Box coordinate listings
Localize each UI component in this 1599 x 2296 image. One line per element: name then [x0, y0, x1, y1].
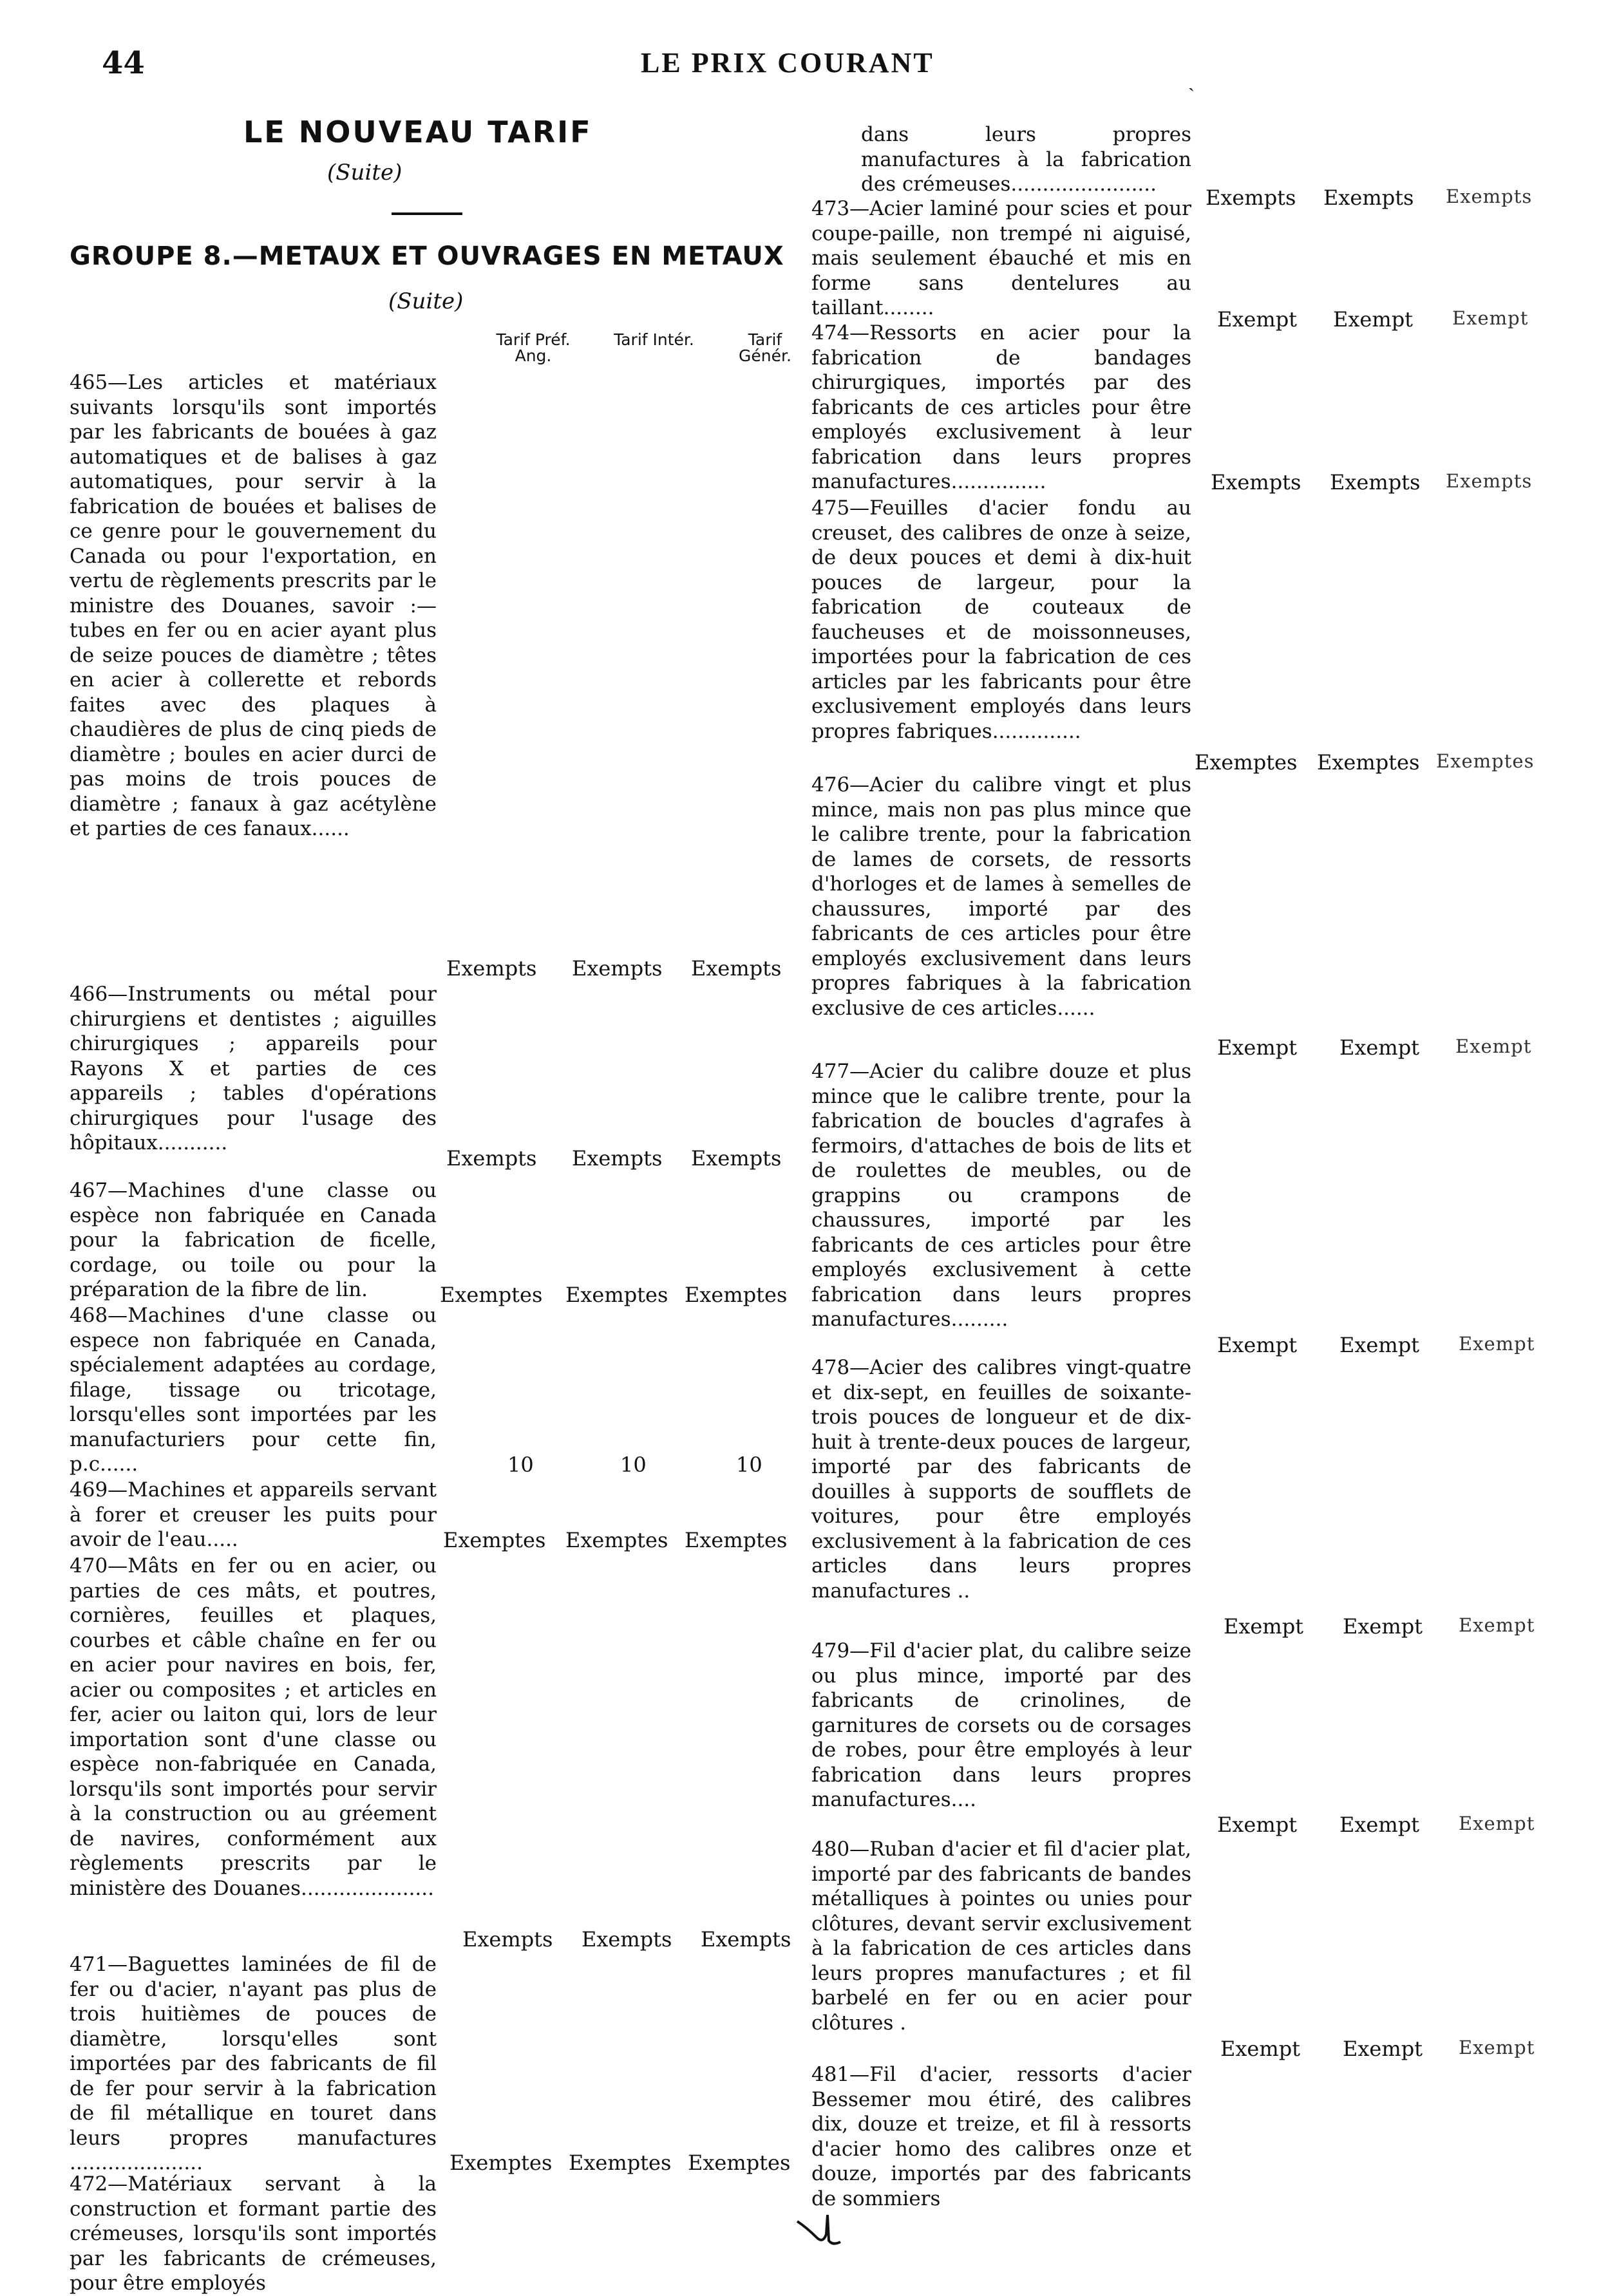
- entry-text: 477—Acier du calibre douze et plus mince que le calibre trente, pour la fabrication de boucles d'agrafes à fermoirs, d'attaches de bois de lits et de roulettes de meubles, ou de grappins ou crampons de chaussures, importé par les fabricants de ces articles pour être employés exclusivement à cette fabrication dans leurs propres manufactures.........: [811, 1060, 1191, 1331]
- rate-pref: Exempts: [462, 1927, 553, 1952]
- rate-inter: Exemptes: [565, 1283, 668, 1307]
- rate-pref: Exempts: [446, 1146, 537, 1171]
- running-head: LE PRIX COURANT: [641, 47, 934, 79]
- rate-pref: Exempts: [1211, 470, 1301, 494]
- rate-gener: Exempt: [1459, 2037, 1535, 2058]
- rate-gener: Exemptes: [685, 1528, 788, 1552]
- rate-gener: Exempt: [1459, 1614, 1535, 1636]
- entry-text: 479—Fil d'acier plat, du calibre seize ou plus mince, importé par des fabricants de crinolines, de garnitures de corsets ou de corsages de robes, pour être employés à leur fabrication dans leurs propres manufactures....: [811, 1639, 1191, 1811]
- rate-gener: Exemptes: [685, 1283, 788, 1307]
- rate-inter: Exempt: [1343, 1614, 1423, 1639]
- section-title: LE NOUVEAU TARIF: [243, 115, 592, 149]
- left-column: [70, 109, 797, 2295]
- rate-gener: Exempts: [1446, 185, 1533, 207]
- entry-text: 466—Instruments ou métal pour chirurgiens et dentistes ; aiguilles chirurgiques ; appareils pour Rayons X et parties de ces appareils ; tables d'opérations chirurgiques pour l'usage des hôpitaux...........: [70, 983, 437, 1154]
- entry-text: 475—Feuilles d'acier fondu au creuset, des calibres de onze à seize, de deux pouces et demi à dix-huit pouces de largeur, pour la fabrication de couteaux de faucheuses et de moissonneuses, importées pour la fabrication de ces articles par les fabricants pour être exclusivement employés dans leurs propres fabriques..............: [811, 496, 1191, 743]
- rate-gener: Exemptes: [1436, 750, 1535, 772]
- entry-text: 472—Matériaux servant à la construction et formant partie des crémeuses, lorsqu'ils sont importés par les fabricants de crémeuses, pour être employés: [70, 2172, 437, 2295]
- rate-gener: Exempts: [701, 1927, 791, 1952]
- rate-gener: Exempt: [1459, 1333, 1535, 1355]
- entry-text: 470—Mâts en fer ou en acier, ou parties de ces mâts, et poutres, cornières, feuilles et plaques, courbes et câble chaîne en fer ou en acier pour navires en bois, fer, acier ou composites ; et articles en fer, acier ou laiton qui, lors de leur importation sont d'une classe ou espèce non-fabriquée en Canada, lorsqu'ils sont importés pour servir à la construction ou au gréement de navires, conformément aux règlements prescrits par le ministère des Douanes.....................: [70, 1554, 437, 1900]
- right-column: [811, 109, 1584, 2234]
- entry-text: 476—Acier du calibre vingt et plus mince, mais non pas plus mince que le calibre trente, pour la fabrication de lames de corsets, de ressorts d'horloges et de lames à semelles de chaussures, importé par des fabricants de ces articles pour être employés exclusivement dans leurs propres fabriques à la fabrication exclusive de ces articles......: [811, 773, 1191, 1020]
- rate-inter: Exempts: [572, 1146, 663, 1171]
- rate-inter: Exemptes: [569, 2150, 672, 2175]
- group-suite: (Suite): [388, 288, 464, 314]
- entry-text: 468—Machines d'une classe ou espece non fabriquée en Canada, spécialement adaptées au cordage, filage, tissage ou tricotage, lorsqu'elles sont importées par les manufacturiers pour cette fin, p.c......: [70, 1304, 437, 1476]
- rate-pref: Exempt: [1224, 1614, 1304, 1639]
- rate-pref: Exempts: [1206, 185, 1296, 210]
- rate-gener: Exempts: [1446, 470, 1533, 492]
- rate-pref: Exemptes: [1195, 750, 1298, 775]
- rate-pref: Exempt: [1217, 1812, 1298, 1837]
- page-number: 44: [102, 45, 145, 81]
- entry-text: 471—Baguettes laminées de fil de fer ou d'acier, n'ayant pas plus de trois huitièmes de pouces de diamètre, lorsqu'elles sont importées par des fabricants de fil de fer pour servir à la fabrication de fil métallique en touret dans leurs propres manufactures .....................: [70, 1953, 437, 2174]
- rate-gener: 10: [736, 1453, 762, 1477]
- rate-pref: 10: [507, 1453, 534, 1477]
- rate-pref: Exemptes: [449, 2150, 553, 2175]
- entry-text: 481—Fil d'acier, ressorts d'acier Bessemer mou étiré, des calibres dix, douze et treize, et fil à ressorts d'acier homo des calibres onze et douze, importés par des fabricants de sommiers: [811, 2063, 1191, 2210]
- rate-pref: Exempt: [1217, 1035, 1298, 1060]
- entry-text: 473—Acier laminé pour scies et pour coupe-paille, non trempé ni aiguisé, mais seulement ébauché et mis en forme sans dentelures au taillant........: [811, 197, 1191, 319]
- header-tarif-pref: Tarif Préf. Ang.: [496, 330, 571, 365]
- rate-gener: Exempt: [1459, 1812, 1535, 1834]
- rate-inter: Exempt: [1343, 2037, 1423, 2061]
- rate-inter: Exempt: [1333, 307, 1414, 332]
- rate-pref: Exemptes: [440, 1283, 543, 1307]
- entry-text: dans leurs propres manufactures à la fabrication des crémeuses.......................: [861, 123, 1191, 196]
- title-suite: (Suite): [327, 160, 402, 185]
- rate-inter: 10: [620, 1453, 647, 1477]
- rate-pref: Exempt: [1217, 307, 1298, 332]
- rate-pref: Exempt: [1220, 2037, 1301, 2061]
- rate-inter: Exempts: [1330, 470, 1421, 494]
- rate-inter: Exemptes: [1317, 750, 1420, 775]
- group-heading: GROUPE 8.—METAUX ET OUVRAGES EN METAUX: [70, 241, 784, 271]
- entry-text: 467—Machines d'une classe ou espèce non fabriquée en Canada pour la fabrication de ficelle, cordage, ou toile ou pour la préparation de la fibre de lin.: [70, 1179, 437, 1301]
- rate-gener: Exempt: [1452, 307, 1529, 329]
- rate-pref: Exemptes: [443, 1528, 546, 1552]
- rate-inter: Exempts: [1323, 185, 1414, 210]
- header-tarif-gener: Tarif Génér.: [739, 330, 791, 365]
- entry-text: 469—Machines et appareils servant à forer et creuser les puits pour avoir de l'eau.....: [70, 1478, 437, 1551]
- header-tarif-inter: Tarif Intér.: [614, 330, 694, 349]
- entry-text: 465—Les articles et matériaux suivants lorsqu'ils sont importés par les fabricants de bouées à gaz automatiques et de balises à gaz automatiques, pour servir à la fabrication de bouées et balises de ce genre pour le gouvernement du Canada ou pour l'exportation, en vertu de règlements prescrits par le ministre des Douanes, savoir :—tubes en fer ou en acier ayant plus de seize pouces de diamètre ; têtes en acier à collerette et rebords faites avec des plaques à chaudières de plus de cinq pieds de diamètre ; boules en acier durci de pas moins de trois pouces de diamètre ; fanaux à gaz acétylène et parties de ces fanaux......: [70, 371, 437, 840]
- rate-gener: Exemptes: [688, 2150, 791, 2175]
- rate-inter: Exempt: [1339, 1035, 1420, 1060]
- rate-gener: Exempts: [691, 956, 782, 981]
- entry-text: 474—Ressorts en acier pour la fabrication de bandages chirurgiques, importés par des fabricants de ces articles pour être employés exclusivement à leur fabrication dans leurs propres manufactures...............: [811, 321, 1191, 493]
- rate-inter: Exempts: [582, 1927, 672, 1952]
- divider-rule: [392, 212, 462, 215]
- rate-pref: Exempts: [446, 956, 537, 981]
- rate-inter: Exempt: [1339, 1333, 1420, 1357]
- rate-pref: Exempt: [1217, 1333, 1298, 1357]
- rate-inter: Exemptes: [565, 1528, 668, 1552]
- entry-text: 480—Ruban d'acier et fil d'acier plat, importé par des fabricants de bandes métalliques à pointes ou unies pour clôtures, devant servir exclusivement à la fabrication de ces articles dans leurs propres manufactures ; et fil barbelé en fer ou en acier pour clôtures .: [811, 1838, 1191, 2035]
- rate-gener: Exempts: [691, 1146, 782, 1171]
- rate-inter: Exempt: [1339, 1812, 1420, 1837]
- rate-inter: Exempts: [572, 956, 663, 981]
- stray-mark: ˎ: [1188, 70, 1195, 92]
- rate-gener: Exempt: [1455, 1035, 1532, 1057]
- entry-text: 478—Acier des calibres vingt-quatre et dix-sept, en feuilles de soixante-trois pouces de longueur et de dix-huit à trente-deux pouces de largeur, importé par des fabricants de douilles à supports de soufflets de voitures, pour être employés exclusivement à la fabrication de ces articles dans leurs propres manufactures ..: [811, 1356, 1191, 1603]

● Job
Copy verbatim the rows from the line with "- entry-text: 477—Acier" up to and including the line with "- rate-gener: Exempts: [1446, 185, 1533, 207]".

● Solution for this problem
- entry-text: 477—Acier du calibre douze et plus mince que le calibre trente, pour la fabrication de boucles d'agrafes à fermoirs, d'attaches de bois de lits et de roulettes de meubles, ou de grappins ou crampons de chaussures, importé par les fabricants de ces articles pour être employés exclusivement à cette fabrication dans leurs propres manufactures.........: [811, 1060, 1191, 1331]
- rate-pref: Exempts: [462, 1927, 553, 1952]
- rate-inter: Exemptes: [565, 1283, 668, 1307]
- rate-pref: Exempts: [446, 1146, 537, 1171]
- running-head: LE PRIX COURANT: [641, 47, 934, 79]
- rate-pref: Exempts: [1211, 470, 1301, 494]
- rate-gener: Exempt: [1459, 2037, 1535, 2058]
- rate-gener: Exemptes: [685, 1528, 788, 1552]
- rate-gener: Exempt: [1459, 1614, 1535, 1636]
- entry-text: 479—Fil d'acier plat, du calibre seize ou plus mince, importé par des fabricants de crinolines, de garnitures de corsets ou de corsages de robes, pour être employés à leur fabrication dans leurs propres manufactures....: [811, 1639, 1191, 1811]
- rate-gener: Exemptes: [685, 1283, 788, 1307]
- rate-inter: Exempt: [1343, 1614, 1423, 1639]
- section-title: LE NOUVEAU TARIF: [243, 115, 592, 149]
- left-column: [70, 109, 797, 2295]
- rate-gener: Exempts: [1446, 185, 1533, 207]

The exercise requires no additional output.